Set exercise:
Copy each line below that includes "операцій".

Extracted data entries
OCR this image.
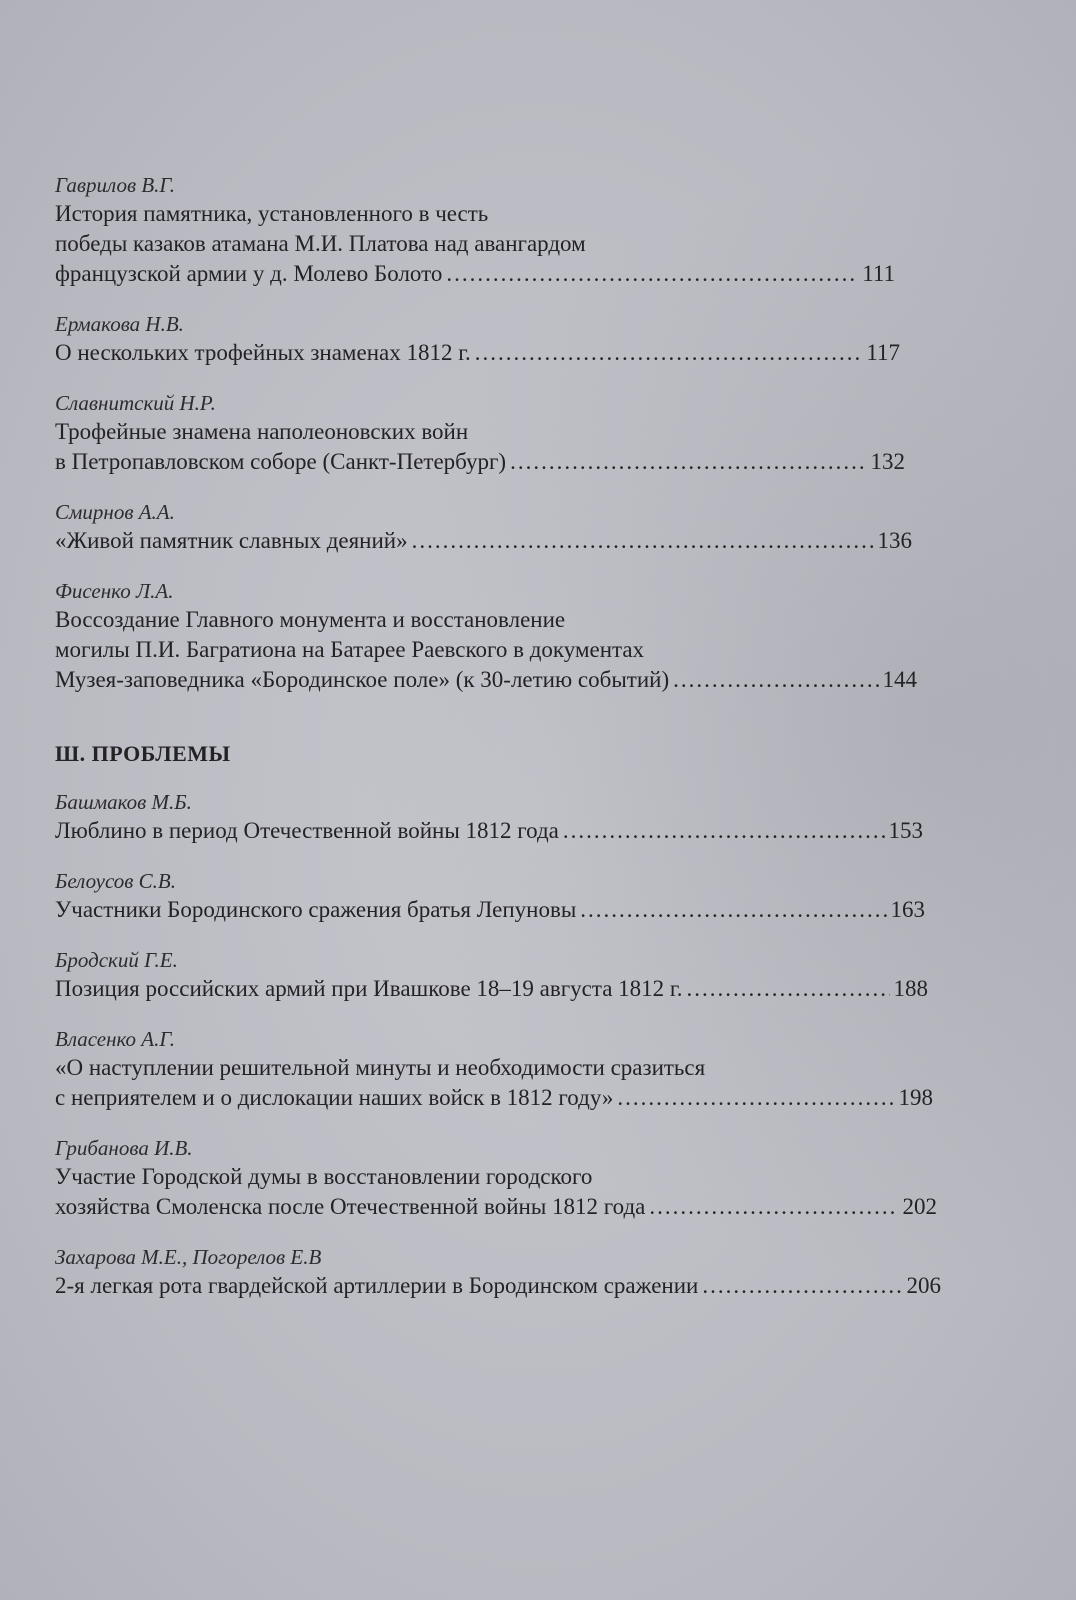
Гаврилов В.Г.
История памятника, установленного в честь
победы казаков атамана М.И. Платова над авангардом
французской армии у д. Молево Болото .....	111
Ермакова Н.В.
О нескольких трофейных знаменах 1812 г. .....	117
Славнитский Н.Р.
Трофейные знамена наполеоновских войн
в Петропавловском соборе (Санкт-Петербург) .....	132
Смирнов А.А.
«Живой памятник славных деяний» .....	136
Фисенко Л.А.
Воссоздание Главного монумента и восстановление
могилы П.И. Багратиона на Батарее Раевского в документах
Музея-заповедника «Бородинское поле» (к 30-летию событий) .....	144
Ш. ПРОБЛЕМЫ
Башмаков М.Б.
Люблино в период Отечественной войны 1812 года .....	153
Белоусов С.В.
Участники Бородинского сражения братья Лепуновы .....	163
Бродский Г.Е.
Позиция российских армий при Ивашкове 18–19 августа 1812 г. .....	188
Власенко А.Г.
«О наступлении решительной минуты и необходимости сразиться
с неприятелем и о дислокации наших войск в 1812 году» .....	198
Грибанова И.В.
Участие Городской думы в восстановлении городского
хозяйства Смоленска после Отечественной войны 1812 года .....	202
Захарова М.Е., Погорелов Е.В
2-я легкая рота гвардейской артиллерии в Бородинском сражении .....	206
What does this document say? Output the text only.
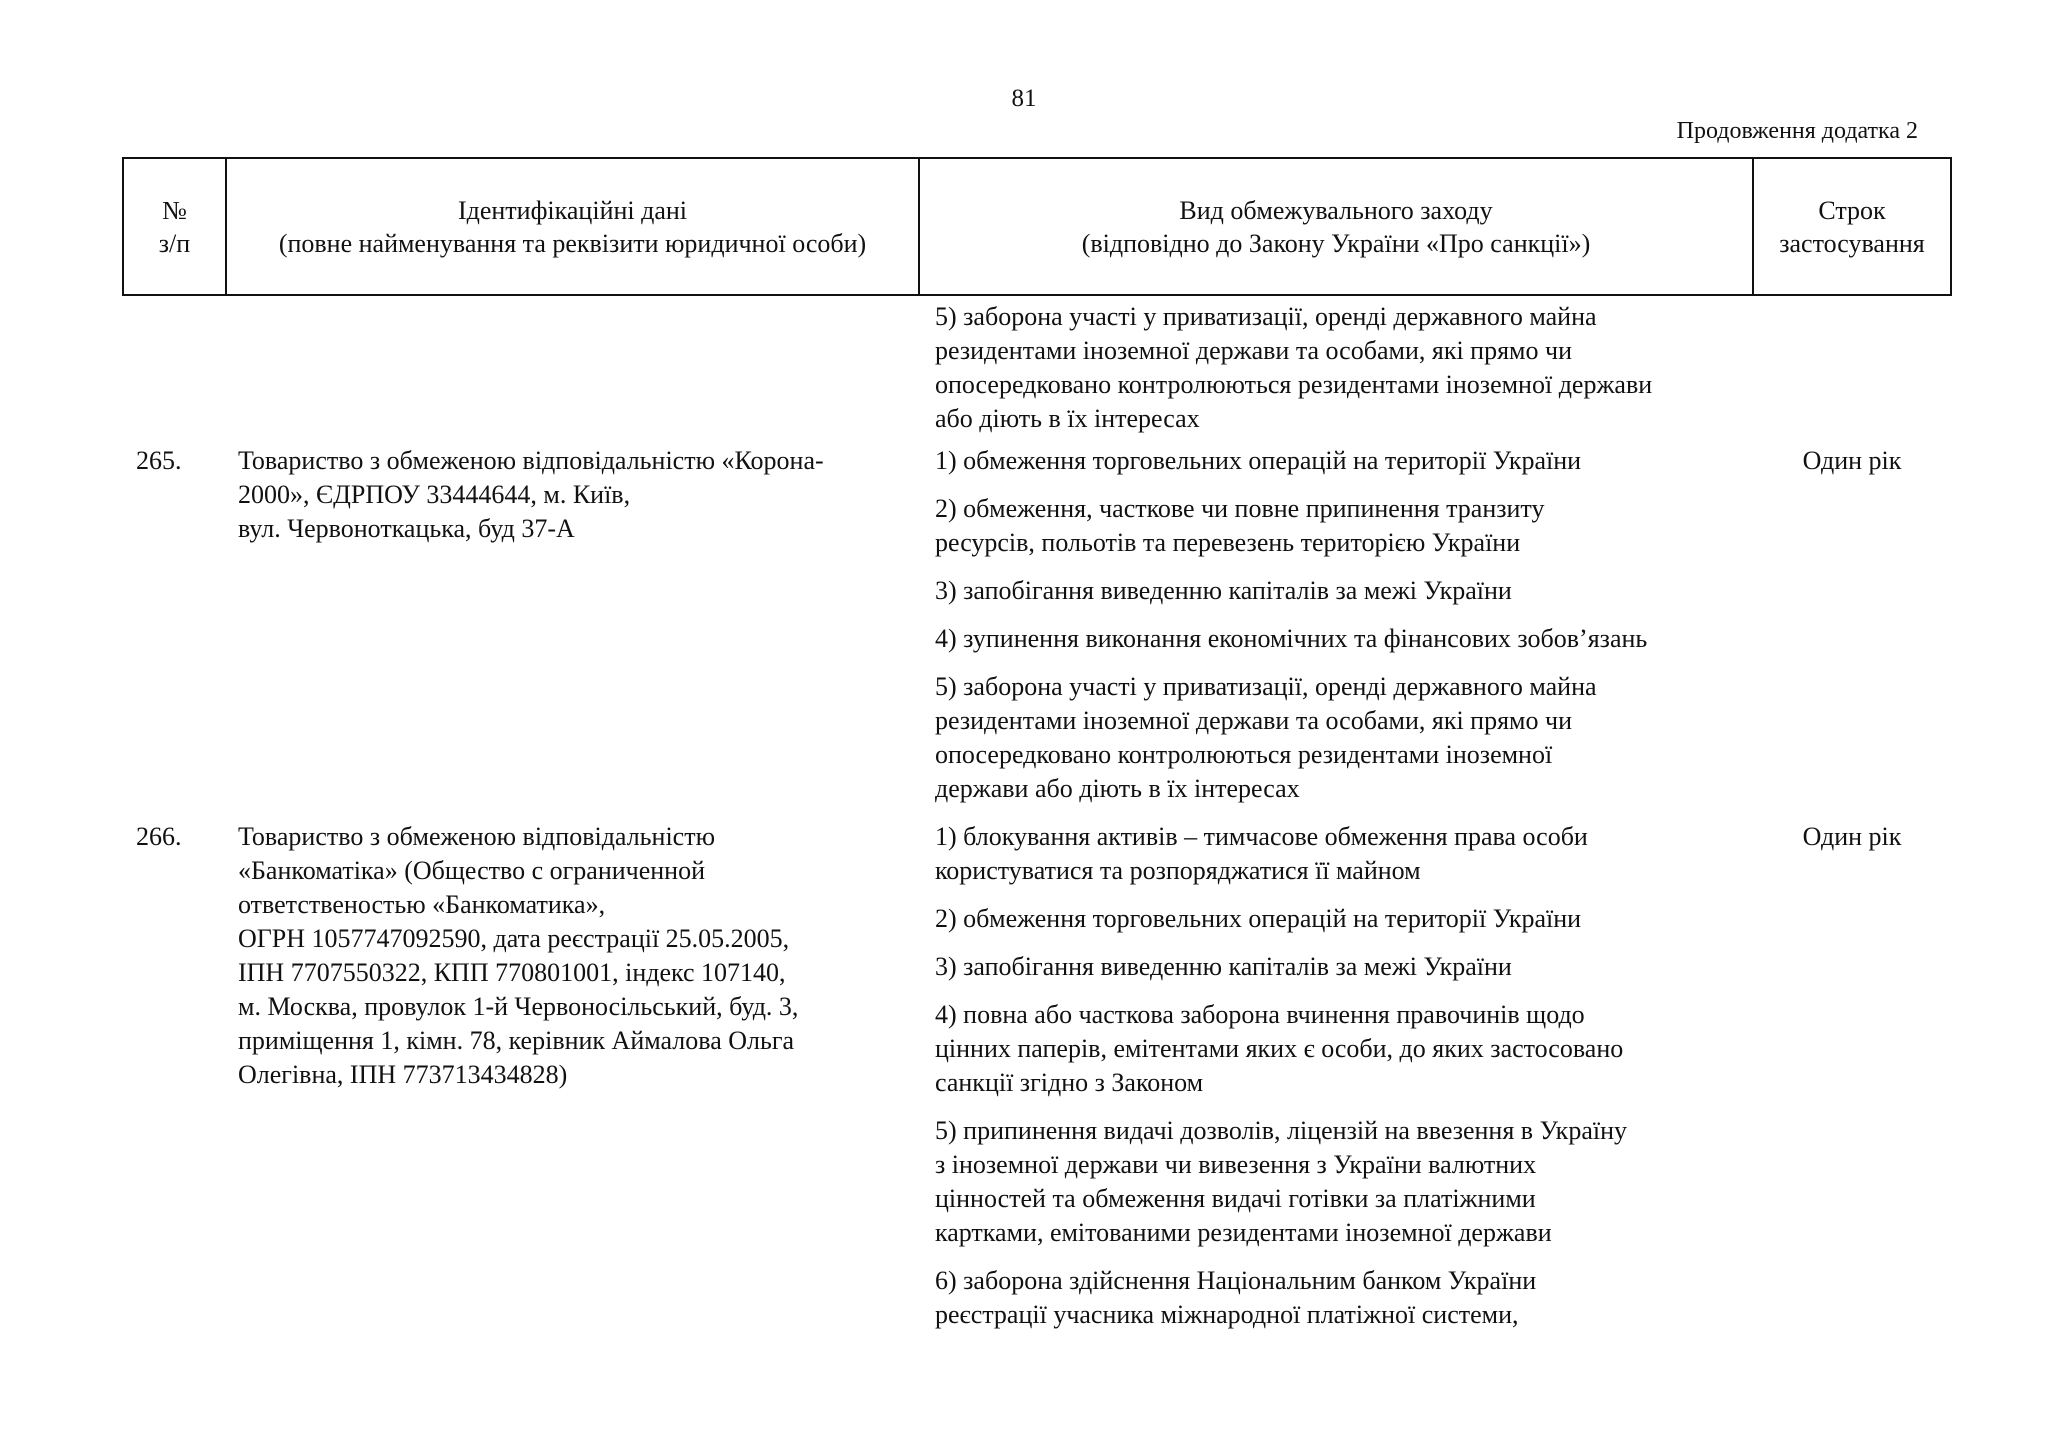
81
Продовження додатка 2
№
з/п
Ідентифікаційні дані
(повне найменування та реквізити юридичної особи)
Вид обмежувального заходу
(відповідно до Закону України «Про санкції»)
Строк
застосування
5) заборона участі у приватизації, оренді державного майна
резидентами іноземної держави та особами, які прямо чи
опосередковано контролюються резидентами іноземної держави
або діють в їх інтересах
265.	Товариство з обмеженою відповідальністю «Корона-
2000», ЄДРПОУ 33444644, м. Київ,
вул. Червоноткацька, буд 37-А
Один рік
1) обмеження торговельних операцій на території України
2) обмеження, часткове чи повне припинення транзиту
ресурсів, польотів та перевезень територією України
3) запобігання виведенню капіталів за межі України
4) зупинення виконання економічних та фінансових зобов’язань
5) заборона участі у приватизації, оренді державного майна
резидентами іноземної держави та особами, які прямо чи
опосередковано контролюються резидентами іноземної
держави або діють в їх інтересах
266.	Товариство з обмеженою відповідальністю
«Банкоматіка» (Общество с ограниченной
ответственостью «Банкоматика»,
ОГРН 1057747092590, дата реєстрації 25.05.2005,
ІПН 7707550322, КПП 770801001, індекс 107140,
м. Москва, провулок 1-й Червоносільський, буд. 3,
приміщення 1, кімн. 78, керівник Аймалова Ольга
Олегівна, ІПН 773713434828)
Один рік
1) блокування активів – тимчасове обмеження права особи
користуватися та розпоряджатися її майном
2) обмеження торговельних операцій на території України
3) запобігання виведенню капіталів за межі України
4) повна або часткова заборона вчинення правочинів щодо
цінних паперів, емітентами яких є особи, до яких застосовано
санкції згідно з Законом
5) припинення видачі дозволів, ліцензій на ввезення в Україну
з іноземної держави чи вивезення з України валютних
цінностей та обмеження видачі готівки за платіжними
картками, емітованими резидентами іноземної держави
6) заборона здійснення Національним банком України
реєстрації учасника міжнародної платіжної системи,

Correct output:
1) обмеження торговельних операцій на території України
2) обмеження торговельних операцій на території України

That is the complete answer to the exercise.